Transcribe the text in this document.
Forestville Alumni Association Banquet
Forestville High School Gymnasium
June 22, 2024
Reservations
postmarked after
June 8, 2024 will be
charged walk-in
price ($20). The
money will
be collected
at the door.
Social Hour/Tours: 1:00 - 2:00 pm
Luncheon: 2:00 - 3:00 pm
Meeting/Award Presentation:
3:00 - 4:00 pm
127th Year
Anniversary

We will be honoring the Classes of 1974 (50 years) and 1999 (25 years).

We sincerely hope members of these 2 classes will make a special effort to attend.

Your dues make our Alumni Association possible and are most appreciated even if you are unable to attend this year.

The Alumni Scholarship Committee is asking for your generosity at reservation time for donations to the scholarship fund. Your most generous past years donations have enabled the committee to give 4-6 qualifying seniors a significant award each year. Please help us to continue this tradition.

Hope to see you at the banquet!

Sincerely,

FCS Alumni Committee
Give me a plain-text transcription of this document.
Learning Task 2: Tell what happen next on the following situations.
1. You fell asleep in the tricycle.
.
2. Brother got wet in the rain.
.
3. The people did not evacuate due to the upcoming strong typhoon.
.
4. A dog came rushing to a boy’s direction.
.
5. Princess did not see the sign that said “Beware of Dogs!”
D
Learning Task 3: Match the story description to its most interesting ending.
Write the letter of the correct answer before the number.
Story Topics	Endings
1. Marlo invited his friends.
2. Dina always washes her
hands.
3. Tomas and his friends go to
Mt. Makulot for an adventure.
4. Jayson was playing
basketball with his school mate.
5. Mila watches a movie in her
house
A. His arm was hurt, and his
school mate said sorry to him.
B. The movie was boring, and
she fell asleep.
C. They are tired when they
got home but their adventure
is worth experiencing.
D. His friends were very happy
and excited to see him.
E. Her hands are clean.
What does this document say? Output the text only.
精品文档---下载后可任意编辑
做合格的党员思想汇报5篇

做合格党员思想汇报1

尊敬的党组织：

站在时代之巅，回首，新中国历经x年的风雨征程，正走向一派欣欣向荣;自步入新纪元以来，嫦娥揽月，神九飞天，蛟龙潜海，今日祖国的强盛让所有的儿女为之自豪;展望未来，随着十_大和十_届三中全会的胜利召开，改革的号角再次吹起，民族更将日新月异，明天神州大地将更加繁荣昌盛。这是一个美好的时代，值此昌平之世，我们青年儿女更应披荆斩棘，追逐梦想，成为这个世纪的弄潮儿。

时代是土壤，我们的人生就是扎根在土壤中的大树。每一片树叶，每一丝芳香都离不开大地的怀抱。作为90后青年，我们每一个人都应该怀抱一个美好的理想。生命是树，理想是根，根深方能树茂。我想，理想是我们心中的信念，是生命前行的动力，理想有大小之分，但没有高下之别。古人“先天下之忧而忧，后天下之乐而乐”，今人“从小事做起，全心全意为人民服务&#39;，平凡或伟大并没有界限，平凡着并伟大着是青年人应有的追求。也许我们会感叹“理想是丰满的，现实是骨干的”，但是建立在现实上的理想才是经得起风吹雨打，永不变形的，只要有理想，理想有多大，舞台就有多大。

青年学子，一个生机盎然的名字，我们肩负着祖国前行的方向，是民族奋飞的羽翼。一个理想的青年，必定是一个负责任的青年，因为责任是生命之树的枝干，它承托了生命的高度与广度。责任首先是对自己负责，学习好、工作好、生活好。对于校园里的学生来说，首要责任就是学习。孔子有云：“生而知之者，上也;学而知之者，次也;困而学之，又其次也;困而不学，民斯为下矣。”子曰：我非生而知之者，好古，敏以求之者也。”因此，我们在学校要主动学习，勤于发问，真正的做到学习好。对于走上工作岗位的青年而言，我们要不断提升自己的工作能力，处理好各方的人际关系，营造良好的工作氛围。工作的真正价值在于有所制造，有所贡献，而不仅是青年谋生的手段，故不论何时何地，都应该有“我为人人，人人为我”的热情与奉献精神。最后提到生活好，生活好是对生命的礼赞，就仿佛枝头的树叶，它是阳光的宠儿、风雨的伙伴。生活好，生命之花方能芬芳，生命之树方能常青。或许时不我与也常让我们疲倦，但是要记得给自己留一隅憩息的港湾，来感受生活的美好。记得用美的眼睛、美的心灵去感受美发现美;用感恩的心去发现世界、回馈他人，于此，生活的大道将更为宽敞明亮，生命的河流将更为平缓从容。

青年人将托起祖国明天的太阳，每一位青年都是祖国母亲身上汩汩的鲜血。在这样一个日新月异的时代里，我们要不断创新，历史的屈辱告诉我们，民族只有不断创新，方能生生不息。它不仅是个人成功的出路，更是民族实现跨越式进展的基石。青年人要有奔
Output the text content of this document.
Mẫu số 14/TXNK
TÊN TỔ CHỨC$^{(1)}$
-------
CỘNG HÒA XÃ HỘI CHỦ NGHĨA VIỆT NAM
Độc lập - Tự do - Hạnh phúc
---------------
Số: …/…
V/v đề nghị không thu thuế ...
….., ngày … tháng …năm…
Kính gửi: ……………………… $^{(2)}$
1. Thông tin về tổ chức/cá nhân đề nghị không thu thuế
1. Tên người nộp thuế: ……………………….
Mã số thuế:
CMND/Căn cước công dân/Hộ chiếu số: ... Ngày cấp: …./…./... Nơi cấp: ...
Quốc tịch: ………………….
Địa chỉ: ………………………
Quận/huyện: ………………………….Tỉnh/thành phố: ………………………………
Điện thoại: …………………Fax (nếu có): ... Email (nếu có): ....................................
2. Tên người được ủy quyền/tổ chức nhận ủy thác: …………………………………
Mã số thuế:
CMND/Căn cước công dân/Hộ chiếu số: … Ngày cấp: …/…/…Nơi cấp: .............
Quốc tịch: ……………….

▶ EXERCISE DESCRIPTION
Return the lines from the line containing "Output the text content of this document." to the end of the entries above, exactly as they appear and with no other output.

▶ COMPLETE ANSWER
Output the text content of this document.
Mẫu số 14/TXNK
TÊN TỔ CHỨC$^{(1)}$
-------
CỘNG HÒA XÃ HỘI CHỦ NGHĨA VIỆT NAM
Độc lập - Tự do - Hạnh phúc
---------------
Số: …/…
V/v đề nghị không thu thuế ...
….., ngày … tháng …năm…
Kính gửi: ……………………… $^{(2)}$
1. Thông tin về tổ chức/cá nhân đề nghị không thu thuế
1. Tên người nộp thuế: ……………………….
Mã số thuế:
CMND/Căn cước công dân/Hộ chiếu số: ... Ngày cấp: …./…./... Nơi cấp: ...
Quốc tịch: ………………….
Địa chỉ: ………………………
Quận/huyện: ………………………….Tỉnh/thành phố: ………………………………
Điện thoại: …………………Fax (nếu có): ... Email (nếu có): ....................................
2. Tên người được ủy quyền/tổ chức nhận ủy thác: …………………………………
Mã số thuế:
CMND/Căn cước công dân/Hộ chiếu số: … Ngày cấp: …/…/…Nơi cấp: .............
Quốc tịch: ……………….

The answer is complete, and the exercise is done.